Written instruction —
Copy out all the entries word for word.
---------- Record excerpts ----------
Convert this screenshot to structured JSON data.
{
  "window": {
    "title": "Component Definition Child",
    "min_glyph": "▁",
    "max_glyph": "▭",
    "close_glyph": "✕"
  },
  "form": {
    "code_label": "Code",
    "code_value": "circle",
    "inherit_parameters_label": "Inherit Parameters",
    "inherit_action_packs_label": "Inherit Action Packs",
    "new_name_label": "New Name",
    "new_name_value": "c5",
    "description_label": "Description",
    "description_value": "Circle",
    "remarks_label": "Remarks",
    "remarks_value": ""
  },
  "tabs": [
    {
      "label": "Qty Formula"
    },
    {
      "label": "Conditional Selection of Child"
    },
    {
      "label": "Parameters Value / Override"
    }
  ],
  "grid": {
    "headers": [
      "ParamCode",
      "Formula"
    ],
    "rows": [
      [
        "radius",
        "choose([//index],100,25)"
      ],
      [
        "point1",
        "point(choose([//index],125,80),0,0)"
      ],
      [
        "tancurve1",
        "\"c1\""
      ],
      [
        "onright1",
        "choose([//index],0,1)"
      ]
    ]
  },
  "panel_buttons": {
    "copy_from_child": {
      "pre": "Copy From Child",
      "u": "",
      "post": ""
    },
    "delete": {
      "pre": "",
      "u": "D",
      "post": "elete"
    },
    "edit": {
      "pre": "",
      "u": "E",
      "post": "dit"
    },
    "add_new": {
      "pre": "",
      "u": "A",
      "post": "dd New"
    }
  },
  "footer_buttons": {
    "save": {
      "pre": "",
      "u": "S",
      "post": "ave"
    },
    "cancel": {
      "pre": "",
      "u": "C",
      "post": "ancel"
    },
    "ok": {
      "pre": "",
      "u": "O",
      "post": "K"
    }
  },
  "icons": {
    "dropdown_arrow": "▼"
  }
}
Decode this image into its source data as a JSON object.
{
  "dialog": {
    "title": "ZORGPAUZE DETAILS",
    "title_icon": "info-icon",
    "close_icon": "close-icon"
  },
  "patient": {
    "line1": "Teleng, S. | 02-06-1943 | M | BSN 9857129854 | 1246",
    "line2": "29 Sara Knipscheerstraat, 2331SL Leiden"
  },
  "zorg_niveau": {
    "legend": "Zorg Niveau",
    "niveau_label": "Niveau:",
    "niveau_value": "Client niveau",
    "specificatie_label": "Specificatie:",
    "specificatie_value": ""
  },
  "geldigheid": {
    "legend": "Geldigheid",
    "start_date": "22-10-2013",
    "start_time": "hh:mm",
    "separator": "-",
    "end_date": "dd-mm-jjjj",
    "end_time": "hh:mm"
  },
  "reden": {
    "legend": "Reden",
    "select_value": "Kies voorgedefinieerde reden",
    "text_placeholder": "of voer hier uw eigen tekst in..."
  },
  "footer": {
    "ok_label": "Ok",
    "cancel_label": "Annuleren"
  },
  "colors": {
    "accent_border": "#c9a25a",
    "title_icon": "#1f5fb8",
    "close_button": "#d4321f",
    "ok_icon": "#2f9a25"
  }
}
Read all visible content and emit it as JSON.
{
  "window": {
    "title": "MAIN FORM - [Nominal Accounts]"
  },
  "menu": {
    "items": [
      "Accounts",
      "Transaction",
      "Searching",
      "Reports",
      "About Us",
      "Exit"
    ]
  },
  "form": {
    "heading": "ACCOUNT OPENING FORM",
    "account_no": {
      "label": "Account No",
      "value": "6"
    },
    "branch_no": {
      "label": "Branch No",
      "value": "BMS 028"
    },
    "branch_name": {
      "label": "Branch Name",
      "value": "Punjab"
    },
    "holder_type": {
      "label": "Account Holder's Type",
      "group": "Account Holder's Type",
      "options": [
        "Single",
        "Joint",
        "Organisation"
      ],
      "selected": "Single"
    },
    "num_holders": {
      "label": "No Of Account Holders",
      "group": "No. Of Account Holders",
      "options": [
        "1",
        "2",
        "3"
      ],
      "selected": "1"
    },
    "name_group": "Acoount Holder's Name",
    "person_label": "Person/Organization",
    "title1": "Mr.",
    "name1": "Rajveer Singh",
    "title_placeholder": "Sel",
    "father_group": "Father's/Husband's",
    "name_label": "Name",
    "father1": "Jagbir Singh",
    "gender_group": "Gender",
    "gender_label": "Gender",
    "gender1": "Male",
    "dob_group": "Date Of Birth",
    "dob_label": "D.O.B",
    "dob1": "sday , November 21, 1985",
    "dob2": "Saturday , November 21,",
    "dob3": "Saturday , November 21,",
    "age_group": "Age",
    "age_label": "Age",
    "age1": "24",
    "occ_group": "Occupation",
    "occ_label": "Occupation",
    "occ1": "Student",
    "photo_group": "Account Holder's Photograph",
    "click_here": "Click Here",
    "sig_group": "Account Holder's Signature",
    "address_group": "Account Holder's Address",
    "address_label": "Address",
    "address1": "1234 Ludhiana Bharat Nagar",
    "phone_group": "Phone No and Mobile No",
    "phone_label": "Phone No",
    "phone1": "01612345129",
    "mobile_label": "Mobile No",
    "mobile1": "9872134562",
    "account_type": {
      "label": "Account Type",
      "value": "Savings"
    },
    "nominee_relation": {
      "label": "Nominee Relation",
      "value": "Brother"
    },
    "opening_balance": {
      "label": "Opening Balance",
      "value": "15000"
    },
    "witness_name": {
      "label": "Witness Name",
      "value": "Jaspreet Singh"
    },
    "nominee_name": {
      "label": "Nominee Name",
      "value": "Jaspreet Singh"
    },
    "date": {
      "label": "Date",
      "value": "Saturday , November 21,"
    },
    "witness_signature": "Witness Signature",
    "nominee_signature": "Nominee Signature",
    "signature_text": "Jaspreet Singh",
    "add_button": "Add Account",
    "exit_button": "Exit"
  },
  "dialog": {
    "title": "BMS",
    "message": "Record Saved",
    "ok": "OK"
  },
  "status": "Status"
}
----------
Exercise solution —
Convert this screenshot to structured JSON data.
{
  "window": {
    "title": "Component Definition Child",
    "min_glyph": "▁",
    "max_glyph": "▭",
    "close_glyph": "✕"
  },
  "form": {
    "code_label": "Code",
    "code_value": "circle",
    "inherit_parameters_label": "Inherit Parameters",
    "inherit_action_packs_label": "Inherit Action Packs",
    "new_name_label": "New Name",
    "new_name_value": "c5",
    "description_label": "Description",
    "description_value": "Circle",
    "remarks_label": "Remarks",
    "remarks_value": ""
  },
  "tabs": [
    {
      "label": "Qty Formula"
    },
    {
      "label": "Conditional Selection of Child"
    },
    {
      "label": "Parameters Value / Override"
    }
  ],
  "grid": {
    "headers": [
      "ParamCode",
      "Formula"
    ],
    "rows": [
      [
        "radius",
        "choose([//index],100,25)"
      ],
      [
        "point1",
        "point(choose([//index],125,80),0,0)"
      ],
      [
        "tancurve1",
        "\"c1\""
      ],
      [
        "onright1",
        "choose([//index],0,1)"
      ]
    ]
  },
  "panel_buttons": {
    "copy_from_child": {
      "pre": "Copy From Child",
      "u": "",
      "post": ""
    },
    "delete": {
      "pre": "",
      "u": "D",
      "post": "elete"
    },
    "edit": {
      "pre": "",
      "u": "E",
      "post": "dit"
    },
    "add_new": {
      "pre": "",
      "u": "A",
      "post": "dd New"
    }
  },
  "footer_buttons": {
    "save": {
      "pre": "",
      "u": "S",
      "post": "ave"
    },
    "cancel": {
      "pre": "",
      "u": "C",
      "post": "ancel"
    },
    "ok": {
      "pre": "",
      "u": "O",
      "post": "K"
    }
  },
  "icons": {
    "dropdown_arrow": "▼"
  }
}
Decode this image into its source data as a JSON object.
{
  "dialog": {
    "title": "ZORGPAUZE DETAILS",
    "title_icon": "info-icon",
    "close_icon": "close-icon"
  },
  "patient": {
    "line1": "Teleng, S. | 02-06-1943 | M | BSN 9857129854 | 1246",
    "line2": "29 Sara Knipscheerstraat, 2331SL Leiden"
  },
  "zorg_niveau": {
    "legend": "Zorg Niveau",
    "niveau_label": "Niveau:",
    "niveau_value": "Client niveau",
    "specificatie_label": "Specificatie:",
    "specificatie_value": ""
  },
  "geldigheid": {
    "legend": "Geldigheid",
    "start_date": "22-10-2013",
    "start_time": "hh:mm",
    "separator": "-",
    "end_date": "dd-mm-jjjj",
    "end_time": "hh:mm"
  },
  "reden": {
    "legend": "Reden",
    "select_value": "Kies voorgedefinieerde reden",
    "text_placeholder": "of voer hier uw eigen tekst in..."
  },
  "footer": {
    "ok_label": "Ok",
    "cancel_label": "Annuleren"
  },
  "colors": {
    "accent_border": "#c9a25a",
    "title_icon": "#1f5fb8",
    "close_button": "#d4321f",
    "ok_icon": "#2f9a25"
  }
}
Read all visible content and emit it as JSON.
{
  "window": {
    "title": "MAIN FORM - [Nominal Accounts]"
  },
  "menu": {
    "items": [
      "Accounts",
      "Transaction",
      "Searching",
      "Reports",
      "About Us",
      "Exit"
    ]
  },
  "form": {
    "heading": "ACCOUNT OPENING FORM",
    "account_no": {
      "label": "Account No",
      "value": "6"
    },
    "branch_no": {
      "label": "Branch No",
      "value": "BMS 028"
    },
    "branch_name": {
      "label": "Branch Name",
      "value": "Punjab"
    },
    "holder_type": {
      "label": "Account Holder's Type",
      "group": "Account Holder's Type",
      "options": [
        "Single",
        "Joint",
        "Organisation"
      ],
      "selected": "Single"
    },
    "num_holders": {
      "label": "No Of Account Holders",
      "group": "No. Of Account Holders",
      "options": [
        "1",
        "2",
        "3"
      ],
      "selected": "1"
    },
    "name_group": "Acoount Holder's Name",
    "person_label": "Person/Organization",
    "title1": "Mr.",
    "name1": "Rajveer Singh",
    "title_placeholder": "Sel",
    "father_group": "Father's/Husband's",
    "name_label": "Name",
    "father1": "Jagbir Singh",
    "gender_group": "Gender",
    "gender_label": "Gender",
    "gender1": "Male",
    "dob_group": "Date Of Birth",
    "dob_label": "D.O.B",
    "dob1": "sday , November 21, 1985",
    "dob2": "Saturday , November 21,",
    "dob3": "Saturday , November 21,",
    "age_group": "Age",
    "age_label": "Age",
    "age1": "24",
    "occ_group": "Occupation",
    "occ_label": "Occupation",
    "occ1": "Student",
    "photo_group": "Account Holder's Photograph",
    "click_here": "Click Here",
    "sig_group": "Account Holder's Signature",
    "address_group": "Account Holder's Address",
    "address_label": "Address",
    "address1": "1234 Ludhiana Bharat Nagar",
    "phone_group": "Phone No and Mobile No",
    "phone_label": "Phone No",
    "phone1": "01612345129",
    "mobile_label": "Mobile No",
    "mobile1": "9872134562",
    "account_type": {
      "label": "Account Type",
      "value": "Savings"
    },
    "nominee_relation": {
      "label": "Nominee Relation",
      "value": "Brother"
    },
    "opening_balance": {
      "label": "Opening Balance",
      "value": "15000"
    },
    "witness_name": {
      "label": "Witness Name",
      "value": "Jaspreet Singh"
    },
    "nominee_name": {
      "label": "Nominee Name",
      "value": "Jaspreet Singh"
    },
    "date": {
      "label": "Date",
      "value": "Saturday , November 21,"
    },
    "witness_signature": "Witness Signature",
    "nominee_signature": "Nominee Signature",
    "signature_text": "Jaspreet Singh",
    "add_button": "Add Account",
    "exit_button": "Exit"
  },
  "dialog": {
    "title": "BMS",
    "message": "Record Saved",
    "ok": "OK"
  },
  "status": "Status"
}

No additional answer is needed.